Given records:
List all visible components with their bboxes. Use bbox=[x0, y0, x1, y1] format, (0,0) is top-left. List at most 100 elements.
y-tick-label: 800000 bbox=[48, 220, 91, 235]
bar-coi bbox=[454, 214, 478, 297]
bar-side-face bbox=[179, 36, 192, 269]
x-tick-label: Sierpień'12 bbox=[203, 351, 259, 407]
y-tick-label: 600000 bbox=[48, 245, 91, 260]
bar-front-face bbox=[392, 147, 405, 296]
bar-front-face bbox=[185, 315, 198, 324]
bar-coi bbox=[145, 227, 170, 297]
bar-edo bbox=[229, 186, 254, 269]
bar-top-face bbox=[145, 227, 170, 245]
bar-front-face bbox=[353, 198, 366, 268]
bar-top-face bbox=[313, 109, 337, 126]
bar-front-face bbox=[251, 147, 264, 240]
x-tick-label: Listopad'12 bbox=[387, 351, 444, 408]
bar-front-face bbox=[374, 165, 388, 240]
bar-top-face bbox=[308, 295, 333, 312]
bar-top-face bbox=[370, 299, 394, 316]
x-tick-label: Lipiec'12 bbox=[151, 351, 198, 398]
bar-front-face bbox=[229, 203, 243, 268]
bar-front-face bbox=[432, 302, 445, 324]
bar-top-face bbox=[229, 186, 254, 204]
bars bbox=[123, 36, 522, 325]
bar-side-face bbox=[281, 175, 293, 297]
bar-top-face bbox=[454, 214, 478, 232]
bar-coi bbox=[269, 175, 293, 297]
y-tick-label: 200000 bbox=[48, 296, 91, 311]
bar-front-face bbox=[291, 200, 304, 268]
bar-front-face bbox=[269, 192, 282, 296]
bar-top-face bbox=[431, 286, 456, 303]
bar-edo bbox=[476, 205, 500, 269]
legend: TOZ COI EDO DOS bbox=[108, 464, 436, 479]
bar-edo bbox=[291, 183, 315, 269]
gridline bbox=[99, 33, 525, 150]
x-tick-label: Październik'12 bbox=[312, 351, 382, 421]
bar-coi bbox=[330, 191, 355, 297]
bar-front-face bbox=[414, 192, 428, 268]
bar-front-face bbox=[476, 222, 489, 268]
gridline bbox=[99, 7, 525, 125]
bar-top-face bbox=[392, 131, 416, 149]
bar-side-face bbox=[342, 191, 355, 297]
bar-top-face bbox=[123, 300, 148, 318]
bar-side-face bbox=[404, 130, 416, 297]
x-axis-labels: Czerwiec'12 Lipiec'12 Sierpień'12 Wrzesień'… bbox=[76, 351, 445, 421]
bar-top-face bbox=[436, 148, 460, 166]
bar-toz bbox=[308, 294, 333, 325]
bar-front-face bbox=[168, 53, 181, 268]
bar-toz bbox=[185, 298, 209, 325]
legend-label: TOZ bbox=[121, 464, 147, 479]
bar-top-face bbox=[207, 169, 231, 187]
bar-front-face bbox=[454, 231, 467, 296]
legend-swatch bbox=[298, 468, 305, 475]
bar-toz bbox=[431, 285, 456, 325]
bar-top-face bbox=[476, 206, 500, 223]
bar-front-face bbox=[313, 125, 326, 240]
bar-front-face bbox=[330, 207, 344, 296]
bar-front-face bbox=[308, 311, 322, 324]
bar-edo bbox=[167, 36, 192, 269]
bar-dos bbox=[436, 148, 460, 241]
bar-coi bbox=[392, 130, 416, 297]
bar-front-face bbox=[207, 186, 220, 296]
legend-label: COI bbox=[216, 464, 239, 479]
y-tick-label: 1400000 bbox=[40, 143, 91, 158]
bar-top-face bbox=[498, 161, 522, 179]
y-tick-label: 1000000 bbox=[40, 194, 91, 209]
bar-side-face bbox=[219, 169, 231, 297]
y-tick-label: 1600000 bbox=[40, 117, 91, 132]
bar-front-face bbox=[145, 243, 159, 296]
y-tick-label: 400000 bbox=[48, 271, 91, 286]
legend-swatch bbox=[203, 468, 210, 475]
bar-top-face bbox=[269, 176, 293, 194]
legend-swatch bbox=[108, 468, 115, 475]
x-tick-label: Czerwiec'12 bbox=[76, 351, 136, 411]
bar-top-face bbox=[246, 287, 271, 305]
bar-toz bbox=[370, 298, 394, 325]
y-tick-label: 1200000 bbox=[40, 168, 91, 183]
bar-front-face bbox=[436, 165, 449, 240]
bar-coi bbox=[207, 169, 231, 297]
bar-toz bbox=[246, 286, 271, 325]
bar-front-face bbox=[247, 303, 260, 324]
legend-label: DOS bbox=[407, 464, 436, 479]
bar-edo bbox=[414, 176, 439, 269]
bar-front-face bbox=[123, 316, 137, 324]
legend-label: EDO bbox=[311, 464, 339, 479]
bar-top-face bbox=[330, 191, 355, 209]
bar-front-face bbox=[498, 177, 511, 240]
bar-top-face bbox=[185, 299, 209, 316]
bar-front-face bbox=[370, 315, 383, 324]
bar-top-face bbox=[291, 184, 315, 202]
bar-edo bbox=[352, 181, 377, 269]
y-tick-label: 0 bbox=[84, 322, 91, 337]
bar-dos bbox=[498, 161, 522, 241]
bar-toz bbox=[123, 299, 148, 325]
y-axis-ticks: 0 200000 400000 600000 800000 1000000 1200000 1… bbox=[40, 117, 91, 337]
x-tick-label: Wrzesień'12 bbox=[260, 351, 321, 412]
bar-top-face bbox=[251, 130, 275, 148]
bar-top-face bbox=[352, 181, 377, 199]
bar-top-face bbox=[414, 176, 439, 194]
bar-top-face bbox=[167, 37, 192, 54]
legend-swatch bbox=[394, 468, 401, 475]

Aim of the task: Turn all of the items above into a Markdown table with two columns, Row and Item text. Give each line a row number and leave out any blank lines.

Response:
| Row | Item text |
|---|---|
| 1 | List all visible components with their bboxes. Use bbox=[x0, y0, x1, y1] format, (0,0) is top-left. List at most 100 elements. |
| 2 | y-tick-label: 800000 bbox=[48, 220, 91, 235] |
| 3 | bar-coi bbox=[454, 214, 478, 297] |
| 4 | bar-side-face bbox=[179, 36, 192, 269] |
| 5 | x-tick-label: Sierpień'12 bbox=[203, 351, 259, 407] |
| 6 | y-tick-label: 600000 bbox=[48, 245, 91, 260] |
| 7 | bar-front-face bbox=[392, 147, 405, 296] |
| 8 | bar-front-face bbox=[185, 315, 198, 324] |
| 9 | bar-coi bbox=[145, 227, 170, 297] |
| 10 | bar-edo bbox=[229, 186, 254, 269] |
| 11 | bar-top-face bbox=[145, 227, 170, 245] |
| 12 | bar-front-face bbox=[353, 198, 366, 268] |
| 13 | bar-top-face bbox=[313, 109, 337, 126] |
| 14 | bar-front-face bbox=[251, 147, 264, 240] |
| 15 | x-tick-label: Listopad'12 bbox=[387, 351, 444, 408] |
| 16 | bar-front-face bbox=[374, 165, 388, 240] |
| 17 | bar-top-face bbox=[308, 295, 333, 312] |
| 18 | bar-top-face bbox=[370, 299, 394, 316] |
| 19 | x-tick-label: Lipiec'12 bbox=[151, 351, 198, 398] |
| 20 | bar-front-face bbox=[229, 203, 243, 268] |
| 21 | bar-front-face bbox=[432, 302, 445, 324] |
| 22 | bar-top-face bbox=[229, 186, 254, 204] |
| 23 | bars bbox=[123, 36, 522, 325] |
| 24 | bar-side-face bbox=[281, 175, 293, 297] |
| 25 | bar-top-face bbox=[454, 214, 478, 232] |
| 26 | bar-coi bbox=[269, 175, 293, 297] |
| 27 | y-tick-label: 200000 bbox=[48, 296, 91, 311] |
| 28 | bar-front-face bbox=[291, 200, 304, 268] |
| 29 | bar-front-face bbox=[269, 192, 282, 296] |
| 30 | bar-top-face bbox=[431, 286, 456, 303] |
| 31 | bar-edo bbox=[476, 205, 500, 269] |
| 32 | legend: TOZ COI EDO DOS bbox=[108, 464, 436, 479] |
| 33 | bar-edo bbox=[291, 183, 315, 269] |
| 34 | gridline bbox=[99, 33, 525, 150] |
| 35 | x-tick-label: Październik'12 bbox=[312, 351, 382, 421] |
| 36 | bar-coi bbox=[330, 191, 355, 297] |
| 37 | bar-front-face bbox=[414, 192, 428, 268] |
| 38 | bar-front-face bbox=[476, 222, 489, 268] |
| 39 | gridline bbox=[99, 7, 525, 125] |
| 40 | bar-top-face bbox=[392, 131, 416, 149] |
| 41 | bar-side-face bbox=[342, 191, 355, 297] |
| 42 | bar-top-face bbox=[123, 300, 148, 318] |
| 43 | bar-side-face bbox=[404, 130, 416, 297] |
| 44 | x-axis-labels: Czerwiec'12 Lipiec'12 Sierpień'12 Wrzesień'… bbox=[76, 351, 445, 421] |
| 45 | bar-top-face bbox=[436, 148, 460, 166] |
| 46 | bar-toz bbox=[308, 294, 333, 325] |
| 47 | bar-front-face bbox=[168, 53, 181, 268] |
| 48 | bar-toz bbox=[185, 298, 209, 325] |
| 49 | legend-label: TOZ bbox=[121, 464, 147, 479] |
| 50 | bar-top-face bbox=[207, 169, 231, 187] |
| 51 | bar-front-face bbox=[454, 231, 467, 296] |
| 52 | legend-swatch bbox=[298, 468, 305, 475] |
| 53 | bar-toz bbox=[431, 285, 456, 325] |
| 54 | bar-top-face bbox=[476, 206, 500, 223] |
| 55 | bar-front-face bbox=[313, 125, 326, 240] |
| 56 | bar-front-face bbox=[330, 207, 344, 296] |
| 57 | bar-front-face bbox=[308, 311, 322, 324] |
| 58 | bar-edo bbox=[167, 36, 192, 269] |
| 59 | bar-dos bbox=[436, 148, 460, 241] |
| 60 | bar-coi bbox=[392, 130, 416, 297] |
| 61 | bar-front-face bbox=[207, 186, 220, 296] |
| 62 | legend-label: COI bbox=[216, 464, 239, 479] |
| 63 | y-tick-label: 1400000 bbox=[40, 143, 91, 158] |
| 64 | bar-top-face bbox=[498, 161, 522, 179] |
| 65 | y-tick-label: 1000000 bbox=[40, 194, 91, 209] |
| 66 | bar-side-face bbox=[219, 169, 231, 297] |
| 67 | y-tick-label: 1600000 bbox=[40, 117, 91, 132] |
| 68 | bar-front-face bbox=[145, 243, 159, 296] |
| 69 | y-tick-label: 400000 bbox=[48, 271, 91, 286] |
| 70 | legend-swatch bbox=[203, 468, 210, 475] |
| 71 | bar-top-face bbox=[269, 176, 293, 194] |
| 72 | legend-swatch bbox=[108, 468, 115, 475] |
| 73 | x-tick-label: Czerwiec'12 bbox=[76, 351, 136, 411] |
| 74 | bar-top-face bbox=[246, 287, 271, 305] |
| 75 | bar-toz bbox=[370, 298, 394, 325] |
| 76 | y-tick-label: 1200000 bbox=[40, 168, 91, 183] |
| 77 | bar-front-face bbox=[436, 165, 449, 240] |
| 78 | bar-coi bbox=[207, 169, 231, 297] |
| 79 | bar-toz bbox=[246, 286, 271, 325] |
| 80 | bar-front-face bbox=[247, 303, 260, 324] |
| 81 | legend-label: DOS bbox=[407, 464, 436, 479] |
| 82 | bar-edo bbox=[414, 176, 439, 269] |
| 83 | bar-front-face bbox=[123, 316, 137, 324] |
| 84 | legend-label: EDO bbox=[311, 464, 339, 479] |
| 85 | bar-top-face bbox=[330, 191, 355, 209] |
| 86 | bar-front-face bbox=[498, 177, 511, 240] |
| 87 | bar-top-face bbox=[185, 299, 209, 316] |
| 88 | bar-front-face bbox=[370, 315, 383, 324] |
| 89 | bar-top-face bbox=[291, 184, 315, 202] |
| 90 | bar-edo bbox=[352, 181, 377, 269] |
| 91 | y-tick-label: 0 bbox=[84, 322, 91, 337] |
| 92 | bar-dos bbox=[498, 161, 522, 241] |
| 93 | bar-toz bbox=[123, 299, 148, 325] |
| 94 | y-axis-ticks: 0 200000 400000 600000 800000 1000000 1200000 1… bbox=[40, 117, 91, 337] |
| 95 | x-tick-label: Wrzesień'12 bbox=[260, 351, 321, 412] |
| 96 | bar-top-face bbox=[251, 130, 275, 148] |
| 97 | bar-top-face bbox=[352, 181, 377, 199] |
| 98 | bar-top-face bbox=[414, 176, 439, 194] |
| 99 | bar-top-face bbox=[167, 37, 192, 54] |
| 100 | legend-swatch bbox=[394, 468, 401, 475] |